> Supplied text
------------------------------------------------------------------------

When you go there, if it's a weekend, you will find 8 guys lined up fishing a little pool 50 ft long. If you hit on a weekday, unless some fresh, dumb fish came in, you won't get much 'cause the fish were hammered all weekend long.


In the old days us old ho's had to get out our DeLorme Atlas and go exploring to find these places.


----------



## MEISTERICS (May 15, 2006)

Maturing of a River fisherman...

New guy starts posting asking how and where to catch fish and get upset when someone says NO.

New guy learns to catch river fish and is now a partially experienced angler and shares info with others publically.

Partially experienced angler learns more and more info and becomes a above avg. angler. He or she continues to share their info.

Soon enough the Angler notices larger traffic on his found locations. Angler Becomes upset that he losses access to his spots and learns the power of the internet.

Above avg. angler no longer posts reports on his locations. And occasionally helps less experienced anglers with technique.

Above avg. angler notices other less experienced anglers doing the same mistakes he made when he started and informs him not to do those things.

Other anglers who are upset by the above avg. angler trying to deter the less experienced angler from posting above specifics, decide to bash him and call him selfish. 

Eventually the angler no longer participates in the site discussions. 

Now his knowledge is gone forever.

Landowners get mad b/c all the additional new fisherman who thought the land that was "PUBLIC" trash and disrespect their property. Land gets posted.

Less land to fish.

More arguing on the discussion boards. Moderators get mad.

Newer anglers lose opportunities of knowledge b/c the above avg angler no longer shares.

Moral of the story... everyone loses.

So happy posting.


----------



## creekcrawler (Oct 5, 2004)

> get there panties in a bunch


Correction. Steelheaders would get their _*polypropalene, extra heavy thermals*_ in a bunch. 


This whole post wouldn't have happenend if everybody just learned how to read
the *flow gauges*. 

Maybe we ought to have a sticky with river flow gauges?


----------



## creekcrawler (Oct 5, 2004)

oooops, my bad. Didn't know there was a sticky .....


----------



## Addiction (Apr 18, 2008)

nobody at all was getting upset about anything all i asked is any river going to be fishable tomm thats it i dont wanna waste a trip coming an hour and half away and thats what started it all. i catch my steelhead everytime i go out and dont need anybodies help telling me where to go i do it on my own all i was asking if they thought it would be fishable. thanks but i guess this is too hard of a question to asssk!


----------



## MEISTERICS (May 15, 2006)

------------------------------------------------------------------------

> Stored rows
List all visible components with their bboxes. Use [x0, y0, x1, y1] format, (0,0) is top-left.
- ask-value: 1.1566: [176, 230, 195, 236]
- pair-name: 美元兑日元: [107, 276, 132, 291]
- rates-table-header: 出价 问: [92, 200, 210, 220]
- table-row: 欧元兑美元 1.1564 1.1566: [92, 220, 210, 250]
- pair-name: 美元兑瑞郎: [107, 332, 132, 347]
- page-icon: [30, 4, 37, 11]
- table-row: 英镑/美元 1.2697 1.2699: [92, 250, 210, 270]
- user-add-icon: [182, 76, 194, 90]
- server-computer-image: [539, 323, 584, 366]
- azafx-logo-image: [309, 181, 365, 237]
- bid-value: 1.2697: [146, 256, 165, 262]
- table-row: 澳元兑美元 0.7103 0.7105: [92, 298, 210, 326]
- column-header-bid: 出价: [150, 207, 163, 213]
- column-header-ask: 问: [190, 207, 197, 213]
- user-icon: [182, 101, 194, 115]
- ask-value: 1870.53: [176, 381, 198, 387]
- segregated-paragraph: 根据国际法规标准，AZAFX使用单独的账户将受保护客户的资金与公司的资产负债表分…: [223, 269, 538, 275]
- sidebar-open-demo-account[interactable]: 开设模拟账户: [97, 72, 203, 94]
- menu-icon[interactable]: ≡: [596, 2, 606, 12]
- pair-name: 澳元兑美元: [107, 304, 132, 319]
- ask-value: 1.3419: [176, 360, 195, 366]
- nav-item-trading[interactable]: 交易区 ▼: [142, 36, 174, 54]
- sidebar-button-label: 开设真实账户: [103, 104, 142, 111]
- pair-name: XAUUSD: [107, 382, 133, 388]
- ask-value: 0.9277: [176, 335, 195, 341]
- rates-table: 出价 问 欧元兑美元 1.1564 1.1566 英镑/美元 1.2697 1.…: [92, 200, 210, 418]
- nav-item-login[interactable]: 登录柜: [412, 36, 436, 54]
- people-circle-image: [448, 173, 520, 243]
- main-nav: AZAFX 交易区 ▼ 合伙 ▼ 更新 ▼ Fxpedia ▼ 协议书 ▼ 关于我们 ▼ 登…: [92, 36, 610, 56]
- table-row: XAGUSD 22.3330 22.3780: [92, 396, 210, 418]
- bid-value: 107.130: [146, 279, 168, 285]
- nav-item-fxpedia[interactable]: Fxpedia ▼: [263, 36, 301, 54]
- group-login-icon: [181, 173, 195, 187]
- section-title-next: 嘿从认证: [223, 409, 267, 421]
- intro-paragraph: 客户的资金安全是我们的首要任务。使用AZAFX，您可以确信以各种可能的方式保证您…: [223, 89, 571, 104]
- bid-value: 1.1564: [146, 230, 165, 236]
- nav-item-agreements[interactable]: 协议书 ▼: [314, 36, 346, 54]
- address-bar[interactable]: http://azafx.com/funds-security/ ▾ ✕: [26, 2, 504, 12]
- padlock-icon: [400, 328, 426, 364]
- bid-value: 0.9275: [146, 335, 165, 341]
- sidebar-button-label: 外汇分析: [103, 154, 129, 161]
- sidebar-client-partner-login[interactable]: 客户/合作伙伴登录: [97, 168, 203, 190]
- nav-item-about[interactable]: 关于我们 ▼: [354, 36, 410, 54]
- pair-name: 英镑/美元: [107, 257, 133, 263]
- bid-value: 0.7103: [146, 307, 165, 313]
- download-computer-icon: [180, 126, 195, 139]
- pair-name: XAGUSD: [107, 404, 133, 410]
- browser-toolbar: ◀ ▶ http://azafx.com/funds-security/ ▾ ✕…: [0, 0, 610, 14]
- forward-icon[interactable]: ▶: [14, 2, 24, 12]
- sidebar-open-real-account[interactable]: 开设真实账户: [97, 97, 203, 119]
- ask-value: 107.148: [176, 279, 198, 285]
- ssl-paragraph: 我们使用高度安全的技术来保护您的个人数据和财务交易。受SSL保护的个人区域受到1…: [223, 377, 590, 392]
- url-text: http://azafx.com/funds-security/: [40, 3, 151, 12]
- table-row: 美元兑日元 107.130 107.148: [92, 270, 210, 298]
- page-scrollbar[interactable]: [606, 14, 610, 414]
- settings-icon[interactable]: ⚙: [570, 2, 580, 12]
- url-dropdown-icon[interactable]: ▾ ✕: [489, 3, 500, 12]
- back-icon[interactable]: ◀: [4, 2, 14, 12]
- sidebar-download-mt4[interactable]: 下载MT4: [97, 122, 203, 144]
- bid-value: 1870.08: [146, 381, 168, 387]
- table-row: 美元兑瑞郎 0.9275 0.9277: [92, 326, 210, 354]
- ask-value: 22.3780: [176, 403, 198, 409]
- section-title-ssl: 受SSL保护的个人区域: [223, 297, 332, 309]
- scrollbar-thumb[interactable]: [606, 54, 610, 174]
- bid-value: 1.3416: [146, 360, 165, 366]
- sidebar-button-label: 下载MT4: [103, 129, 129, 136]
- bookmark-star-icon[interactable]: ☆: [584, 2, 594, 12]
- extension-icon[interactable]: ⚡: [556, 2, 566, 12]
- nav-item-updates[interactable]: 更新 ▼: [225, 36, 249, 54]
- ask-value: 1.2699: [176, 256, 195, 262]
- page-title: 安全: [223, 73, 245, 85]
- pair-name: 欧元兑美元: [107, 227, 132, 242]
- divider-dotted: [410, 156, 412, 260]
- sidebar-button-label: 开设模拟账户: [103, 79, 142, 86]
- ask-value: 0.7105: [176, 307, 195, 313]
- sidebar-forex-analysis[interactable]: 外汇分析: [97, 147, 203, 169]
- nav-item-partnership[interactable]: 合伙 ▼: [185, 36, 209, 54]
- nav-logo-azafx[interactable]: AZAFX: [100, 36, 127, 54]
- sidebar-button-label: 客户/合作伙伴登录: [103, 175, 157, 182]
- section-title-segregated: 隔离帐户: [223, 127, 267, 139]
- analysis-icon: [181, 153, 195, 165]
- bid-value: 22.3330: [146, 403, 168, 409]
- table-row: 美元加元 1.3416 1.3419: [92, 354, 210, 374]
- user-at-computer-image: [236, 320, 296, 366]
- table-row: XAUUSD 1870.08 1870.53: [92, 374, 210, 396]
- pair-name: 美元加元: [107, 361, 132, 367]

------------------------------------------------------------------------

> Work to do
**a.** In the fishing thread, what did anglers get out in the old days to go exploring for fishing places?
**b.** In the fishing thread, what is the part that opens with "Above avg. angler no longer" and closes with "land to fish." when you substitute "Property owners" for "Landowners" and write it out?
Use only the fishing thread to respond.

> Answers to the exercises
**a.** Their DeLorme Atlas.

**b.**
Above avg. angler no longer posts reports on his locations. And occasionally helps less experienced anglers with technique.

Above avg. angler notices other less experienced anglers doing the same mistakes he made when he started and informs him not to do those things.

Other anglers who are upset by the above avg. angler trying to deter the less experienced angler from posting above specifics, decide to bash him and call him selfish. 

Eventually the angler no longer participates in the site discussions. 

Now his knowledge is gone forever.

Property owners get mad b/c all the additional new fisherman who thought the land that was "PUBLIC" trash and disrespect their property. Land gets posted.

Less land to fish.